=== Data provided ===
#####

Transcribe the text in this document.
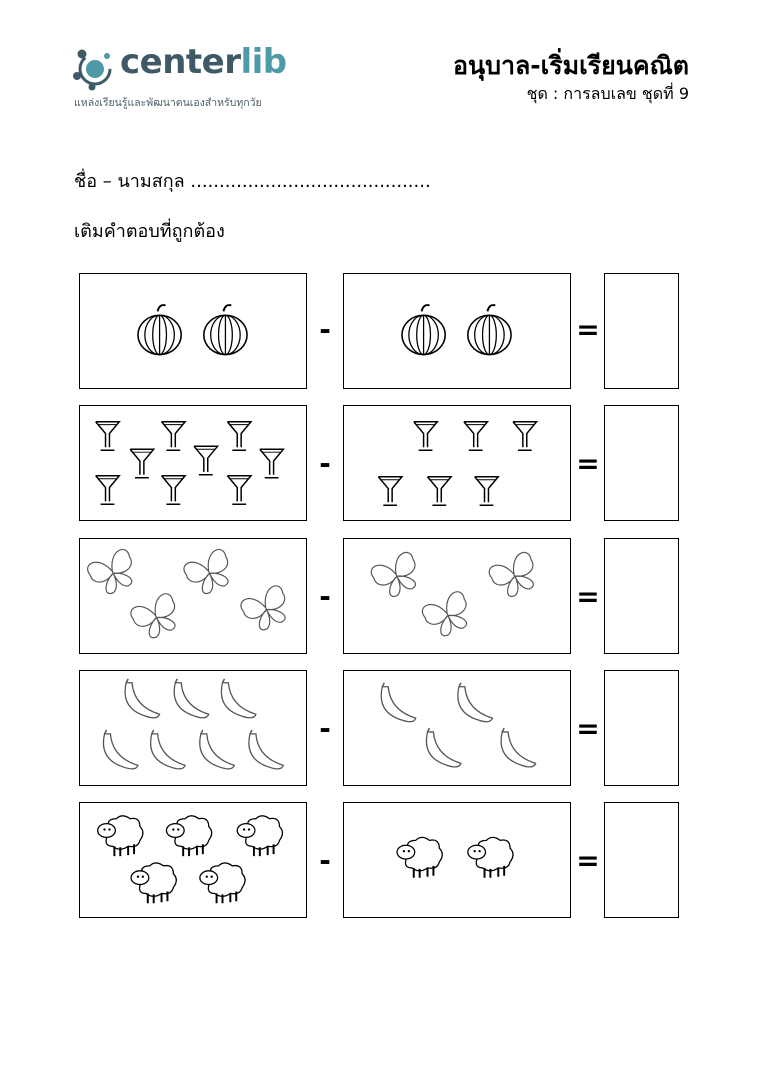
centerlib
แหล่งเรียนรู้และพัฒนาตนเองสำหรับทุกวัย
อนุบาล-เริ่มเรียนคณิต
ชุด : การลบเลข ชุดที่ 9
ชื่อ – นามสกุล ..........................................
เติมคำตอบที่ถูกต้อง
-	=
-	=
-	=
-	=
-	=
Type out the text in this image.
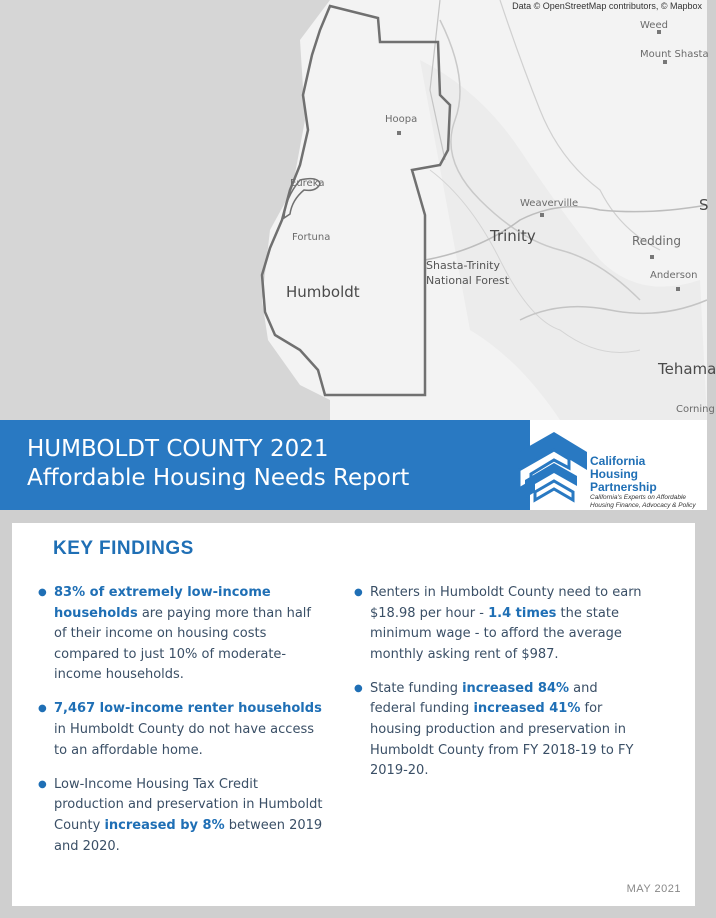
Data © OpenStreetMap contributors, © Mapbox
Weed
Mount Shasta
Hoopa
Eureka
Weaverville
Trinity	Redding
Fortuna
Shasta-Trinity
National Forest	Anderson
Humboldt
Tehama
Corning
S
HUMBOLDT COUNTY 2021
Affordable Housing Needs Report
California
Housing
Partnership
California's Experts on Affordable
Housing Finance, Advocacy & Policy
KEY FINDINGS
● 83% of extremely low-income households are paying more than half of their income on housing costs compared to just 10% of moderate-income households.
● 7,467 low-income renter households in Humboldt County do not have access to an affordable home.
● Low-Income Housing Tax Credit production and preservation in Humboldt County increased by 8% between 2019 and 2020.
● Renters in Humboldt County need to earn $18.98 per hour - 1.4 times the state minimum wage - to afford the average monthly asking rent of $987.
● State funding increased 84% and federal funding increased 41% for housing production and preservation in Humboldt County from FY 2018-19 to FY 2019-20.
MAY 2021
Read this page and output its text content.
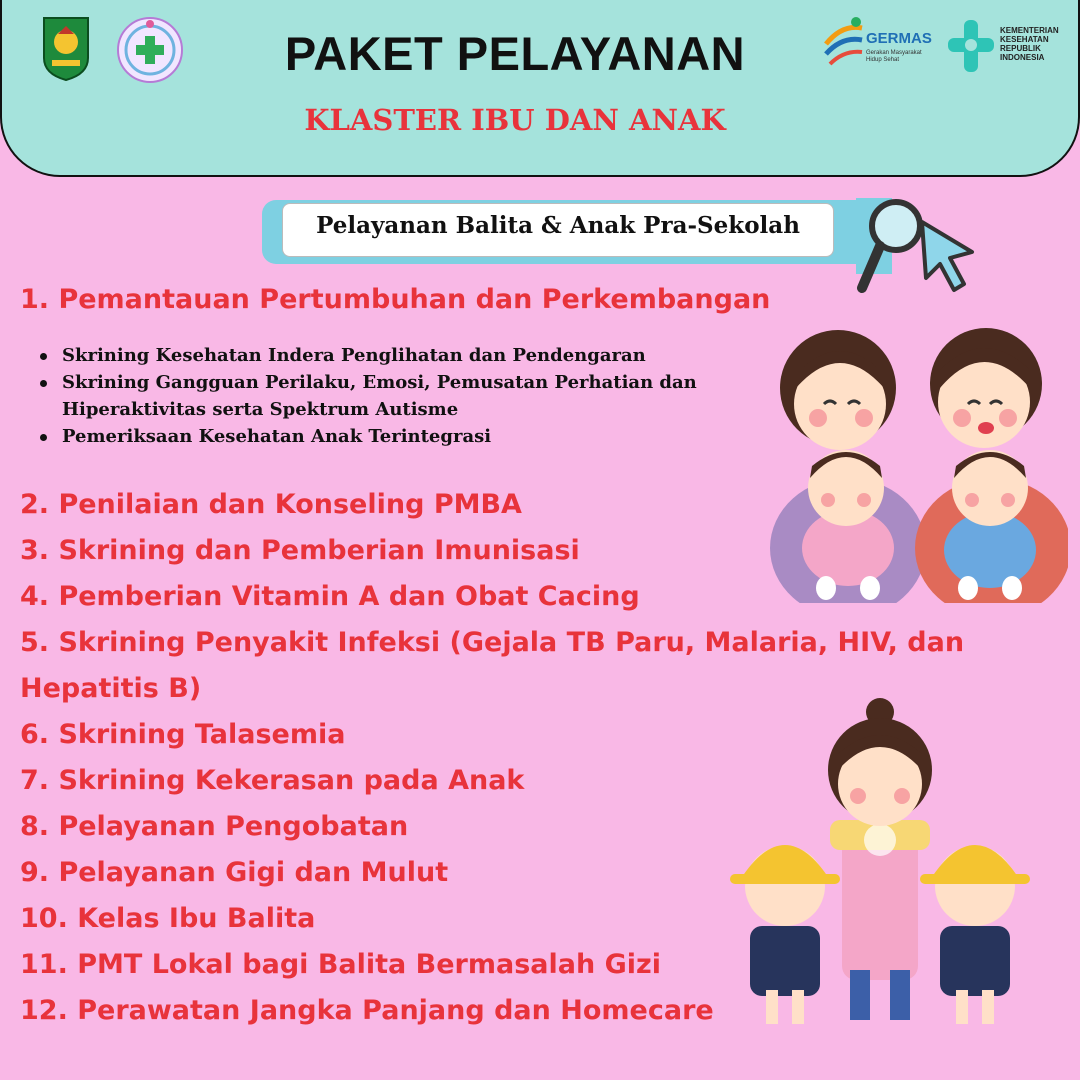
PAKET PELAYANAN
KLASTER IBU DAN ANAK
GERMAS
Gerakan Masyarakat Hidup Sehat
KEMENTERIAN KESEHATAN REPUBLIK INDONESIA
Pelayanan Balita & Anak Pra-Sekolah
1. Pemantauan Pertumbuhan dan Perkembangan
Skrining Kesehatan Indera Penglihatan dan Pendengaran
Skrining Gangguan Perilaku, Emosi, Pemusatan Perhatian dan Hiperaktivitas serta Spektrum Autisme
Pemeriksaan Kesehatan Anak Terintegrasi
2. Penilaian dan Konseling PMBA
3. Skrining dan Pemberian Imunisasi
4. Pemberian Vitamin A dan Obat Cacing
5. Skrining Penyakit Infeksi (Gejala TB Paru, Malaria, HIV, dan
Hepatitis B)
6. Skrining Talasemia
7. Skrining Kekerasan pada Anak
8. Pelayanan Pengobatan
9. Pelayanan Gigi dan Mulut
10. Kelas Ibu Balita
11. PMT Lokal bagi Balita Bermasalah Gizi
12. Perawatan Jangka Panjang dan Homecare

#####

Copy out all the records exactly, excluding pictures.

=== Answer to this problem ===
Transcribe the text in this document.
centerlib
แหล่งเรียนรู้และพัฒนาตนเองสำหรับทุกวัย
อนุบาล-เริ่มเรียนคณิต
ชุด : การลบเลข ชุดที่ 9
ชื่อ – นามสกุล ..........................................
เติมคำตอบที่ถูกต้อง
-	=
-	=
-	=
-	=
-	=
Type out the text in this image.
Data © OpenStreetMap contributors, © Mapbox
Weed
Mount Shasta
Hoopa
Eureka
Weaverville
Trinity	Redding
Fortuna
Shasta-Trinity
National Forest	Anderson
Humboldt
Tehama
Corning
S
HUMBOLDT COUNTY 2021
Affordable Housing Needs Report
California
Housing
Partnership
California's Experts on Affordable
Housing Finance, Advocacy & Policy
KEY FINDINGS
● 83% of extremely low-income households are paying more than half of their income on housing costs compared to just 10% of moderate-income households.
● 7,467 low-income renter households in Humboldt County do not have access to an affordable home.
● Low-Income Housing Tax Credit production and preservation in Humboldt County increased by 8% between 2019 and 2020.
● Renters in Humboldt County need to earn $18.98 per hour - 1.4 times the state minimum wage - to afford the average monthly asking rent of $987.
● State funding increased 84% and federal funding increased 41% for housing production and preservation in Humboldt County from FY 2018-19 to FY 2019-20.
MAY 2021
Read this page and output its text content.
PAKET PELAYANAN
KLASTER IBU DAN ANAK
GERMAS
Gerakan Masyarakat Hidup Sehat
KEMENTERIAN KESEHATAN REPUBLIK INDONESIA
Pelayanan Balita & Anak Pra-Sekolah
1. Pemantauan Pertumbuhan dan Perkembangan
Skrining Kesehatan Indera Penglihatan dan Pendengaran
Skrining Gangguan Perilaku, Emosi, Pemusatan Perhatian dan Hiperaktivitas serta Spektrum Autisme
Pemeriksaan Kesehatan Anak Terintegrasi
2. Penilaian dan Konseling PMBA
3. Skrining dan Pemberian Imunisasi
4. Pemberian Vitamin A dan Obat Cacing
5. Skrining Penyakit Infeksi (Gejala TB Paru, Malaria, HIV, dan
Hepatitis B)
6. Skrining Talasemia
7. Skrining Kekerasan pada Anak
8. Pelayanan Pengobatan
9. Pelayanan Gigi dan Mulut
10. Kelas Ibu Balita
11. PMT Lokal bagi Balita Bermasalah Gizi
12. Perawatan Jangka Panjang dan Homecare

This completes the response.